Please write out the material that follows, exactly as it stands.

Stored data
◆ ◆ ◆ ◆ ◆ ◆ ◆

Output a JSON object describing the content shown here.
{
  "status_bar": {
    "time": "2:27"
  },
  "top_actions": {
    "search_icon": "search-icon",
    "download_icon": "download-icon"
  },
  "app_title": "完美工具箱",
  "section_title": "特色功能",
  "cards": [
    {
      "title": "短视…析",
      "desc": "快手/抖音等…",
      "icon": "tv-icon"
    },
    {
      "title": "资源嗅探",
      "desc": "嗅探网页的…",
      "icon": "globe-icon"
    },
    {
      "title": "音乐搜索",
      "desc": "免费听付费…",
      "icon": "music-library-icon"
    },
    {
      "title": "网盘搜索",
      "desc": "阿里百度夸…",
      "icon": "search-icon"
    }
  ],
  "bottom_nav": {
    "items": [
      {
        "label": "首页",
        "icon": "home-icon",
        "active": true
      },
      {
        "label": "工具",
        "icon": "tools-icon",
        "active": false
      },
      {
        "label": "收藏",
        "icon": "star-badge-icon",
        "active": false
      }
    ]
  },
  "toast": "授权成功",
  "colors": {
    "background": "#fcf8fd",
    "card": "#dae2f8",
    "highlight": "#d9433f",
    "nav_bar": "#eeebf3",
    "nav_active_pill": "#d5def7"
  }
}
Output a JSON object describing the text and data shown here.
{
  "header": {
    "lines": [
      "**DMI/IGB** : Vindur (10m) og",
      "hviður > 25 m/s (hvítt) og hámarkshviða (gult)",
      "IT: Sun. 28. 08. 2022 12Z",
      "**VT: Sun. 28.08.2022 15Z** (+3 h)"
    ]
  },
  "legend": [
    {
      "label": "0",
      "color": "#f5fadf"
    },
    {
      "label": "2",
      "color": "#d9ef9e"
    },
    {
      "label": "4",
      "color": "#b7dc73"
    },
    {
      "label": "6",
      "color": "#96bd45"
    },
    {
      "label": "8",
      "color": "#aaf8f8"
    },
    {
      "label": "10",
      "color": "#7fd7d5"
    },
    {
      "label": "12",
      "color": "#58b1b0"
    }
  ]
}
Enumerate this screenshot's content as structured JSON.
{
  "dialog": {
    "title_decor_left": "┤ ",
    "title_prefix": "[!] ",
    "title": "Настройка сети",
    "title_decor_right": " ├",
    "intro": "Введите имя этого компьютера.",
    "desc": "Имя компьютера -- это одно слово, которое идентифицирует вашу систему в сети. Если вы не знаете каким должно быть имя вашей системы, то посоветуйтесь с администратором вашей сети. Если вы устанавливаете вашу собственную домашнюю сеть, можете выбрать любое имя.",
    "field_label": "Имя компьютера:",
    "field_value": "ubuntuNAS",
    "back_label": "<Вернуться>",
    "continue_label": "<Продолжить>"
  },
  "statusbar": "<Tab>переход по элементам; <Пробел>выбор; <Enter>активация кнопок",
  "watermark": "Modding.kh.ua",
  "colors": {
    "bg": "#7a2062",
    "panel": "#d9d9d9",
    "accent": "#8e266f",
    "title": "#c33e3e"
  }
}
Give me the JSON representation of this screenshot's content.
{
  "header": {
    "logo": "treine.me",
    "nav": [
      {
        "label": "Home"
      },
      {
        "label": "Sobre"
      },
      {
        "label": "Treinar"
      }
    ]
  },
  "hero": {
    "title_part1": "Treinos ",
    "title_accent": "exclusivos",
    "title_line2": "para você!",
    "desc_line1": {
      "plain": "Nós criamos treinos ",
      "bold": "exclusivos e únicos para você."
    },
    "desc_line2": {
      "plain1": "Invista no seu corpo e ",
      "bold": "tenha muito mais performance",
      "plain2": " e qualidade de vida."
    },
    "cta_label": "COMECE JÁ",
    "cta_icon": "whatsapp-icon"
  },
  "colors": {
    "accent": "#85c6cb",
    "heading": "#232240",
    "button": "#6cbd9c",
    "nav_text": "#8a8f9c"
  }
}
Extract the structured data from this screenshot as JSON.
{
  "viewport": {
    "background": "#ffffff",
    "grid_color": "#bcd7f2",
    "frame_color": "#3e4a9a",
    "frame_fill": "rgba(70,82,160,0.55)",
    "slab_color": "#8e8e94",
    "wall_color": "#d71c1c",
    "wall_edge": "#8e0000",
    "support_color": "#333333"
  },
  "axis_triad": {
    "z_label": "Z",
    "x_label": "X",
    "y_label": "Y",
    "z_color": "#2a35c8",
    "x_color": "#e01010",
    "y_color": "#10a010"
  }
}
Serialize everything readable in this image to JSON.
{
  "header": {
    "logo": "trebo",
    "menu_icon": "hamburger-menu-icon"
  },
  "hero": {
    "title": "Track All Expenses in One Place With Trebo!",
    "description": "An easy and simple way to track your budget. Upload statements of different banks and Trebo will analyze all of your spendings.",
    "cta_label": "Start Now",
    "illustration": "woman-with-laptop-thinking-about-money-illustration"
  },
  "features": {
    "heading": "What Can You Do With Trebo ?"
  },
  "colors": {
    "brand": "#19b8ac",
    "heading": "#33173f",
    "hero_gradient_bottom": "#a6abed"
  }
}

◆ ◆ ◆ ◆ ◆ ◆ ◆

• _Correct response_
Output a JSON object describing the content shown here.
{
  "status_bar": {
    "time": "2:27"
  },
  "top_actions": {
    "search_icon": "search-icon",
    "download_icon": "download-icon"
  },
  "app_title": "完美工具箱",
  "section_title": "特色功能",
  "cards": [
    {
      "title": "短视…析",
      "desc": "快手/抖音等…",
      "icon": "tv-icon"
    },
    {
      "title": "资源嗅探",
      "desc": "嗅探网页的…",
      "icon": "globe-icon"
    },
    {
      "title": "音乐搜索",
      "desc": "免费听付费…",
      "icon": "music-library-icon"
    },
    {
      "title": "网盘搜索",
      "desc": "阿里百度夸…",
      "icon": "search-icon"
    }
  ],
  "bottom_nav": {
    "items": [
      {
        "label": "首页",
        "icon": "home-icon",
        "active": true
      },
      {
        "label": "工具",
        "icon": "tools-icon",
        "active": false
      },
      {
        "label": "收藏",
        "icon": "star-badge-icon",
        "active": false
      }
    ]
  },
  "toast": "授权成功",
  "colors": {
    "background": "#fcf8fd",
    "card": "#dae2f8",
    "highlight": "#d9433f",
    "nav_bar": "#eeebf3",
    "nav_active_pill": "#d5def7"
  }
}
Output a JSON object describing the text and data shown here.
{
  "header": {
    "lines": [
      "**DMI/IGB** : Vindur (10m) og",
      "hviður > 25 m/s (hvítt) og hámarkshviða (gult)",
      "IT: Sun. 28. 08. 2022 12Z",
      "**VT: Sun. 28.08.2022 15Z** (+3 h)"
    ]
  },
  "legend": [
    {
      "label": "0",
      "color": "#f5fadf"
    },
    {
      "label": "2",
      "color": "#d9ef9e"
    },
    {
      "label": "4",
      "color": "#b7dc73"
    },
    {
      "label": "6",
      "color": "#96bd45"
    },
    {
      "label": "8",
      "color": "#aaf8f8"
    },
    {
      "label": "10",
      "color": "#7fd7d5"
    },
    {
      "label": "12",
      "color": "#58b1b0"
    }
  ]
}
Enumerate this screenshot's content as structured JSON.
{
  "dialog": {
    "title_decor_left": "┤ ",
    "title_prefix": "[!] ",
    "title": "Настройка сети",
    "title_decor_right": " ├",
    "intro": "Введите имя этого компьютера.",
    "desc": "Имя компьютера -- это одно слово, которое идентифицирует вашу систему в сети. Если вы не знаете каким должно быть имя вашей системы, то посоветуйтесь с администратором вашей сети. Если вы устанавливаете вашу собственную домашнюю сеть, можете выбрать любое имя.",
    "field_label": "Имя компьютера:",
    "field_value": "ubuntuNAS",
    "back_label": "<Вернуться>",
    "continue_label": "<Продолжить>"
  },
  "statusbar": "<Tab>переход по элементам; <Пробел>выбор; <Enter>активация кнопок",
  "watermark": "Modding.kh.ua",
  "colors": {
    "bg": "#7a2062",
    "panel": "#d9d9d9",
    "accent": "#8e266f",
    "title": "#c33e3e"
  }
}
Give me the JSON representation of this screenshot's content.
{
  "header": {
    "logo": "treine.me",
    "nav": [
      {
        "label": "Home"
      },
      {
        "label": "Sobre"
      },
      {
        "label": "Treinar"
      }
    ]
  },
  "hero": {
    "title_part1": "Treinos ",
    "title_accent": "exclusivos",
    "title_line2": "para você!",
    "desc_line1": {
      "plain": "Nós criamos treinos ",
      "bold": "exclusivos e únicos para você."
    },
    "desc_line2": {
      "plain1": "Invista no seu corpo e ",
      "bold": "tenha muito mais performance",
      "plain2": " e qualidade de vida."
    },
    "cta_label": "COMECE JÁ",
    "cta_icon": "whatsapp-icon"
  },
  "colors": {
    "accent": "#85c6cb",
    "heading": "#232240",
    "button": "#6cbd9c",
    "nav_text": "#8a8f9c"
  }
}
Extract the structured data from this screenshot as JSON.
{
  "viewport": {
    "background": "#ffffff",
    "grid_color": "#bcd7f2",
    "frame_color": "#3e4a9a",
    "frame_fill": "rgba(70,82,160,0.55)",
    "slab_color": "#8e8e94",
    "wall_color": "#d71c1c",
    "wall_edge": "#8e0000",
    "support_color": "#333333"
  },
  "axis_triad": {
    "z_label": "Z",
    "x_label": "X",
    "y_label": "Y",
    "z_color": "#2a35c8",
    "x_color": "#e01010",
    "y_color": "#10a010"
  }
}
Serialize everything readable in this image to JSON.
{
  "header": {
    "logo": "trebo",
    "menu_icon": "hamburger-menu-icon"
  },
  "hero": {
    "title": "Track All Expenses in One Place With Trebo!",
    "description": "An easy and simple way to track your budget. Upload statements of different banks and Trebo will analyze all of your spendings.",
    "cta_label": "Start Now",
    "illustration": "woman-with-laptop-thinking-about-money-illustration"
  },
  "features": {
    "heading": "What Can You Do With Trebo ?"
  },
  "colors": {
    "brand": "#19b8ac",
    "heading": "#33173f",
    "hero_gradient_bottom": "#a6abed"
  }
}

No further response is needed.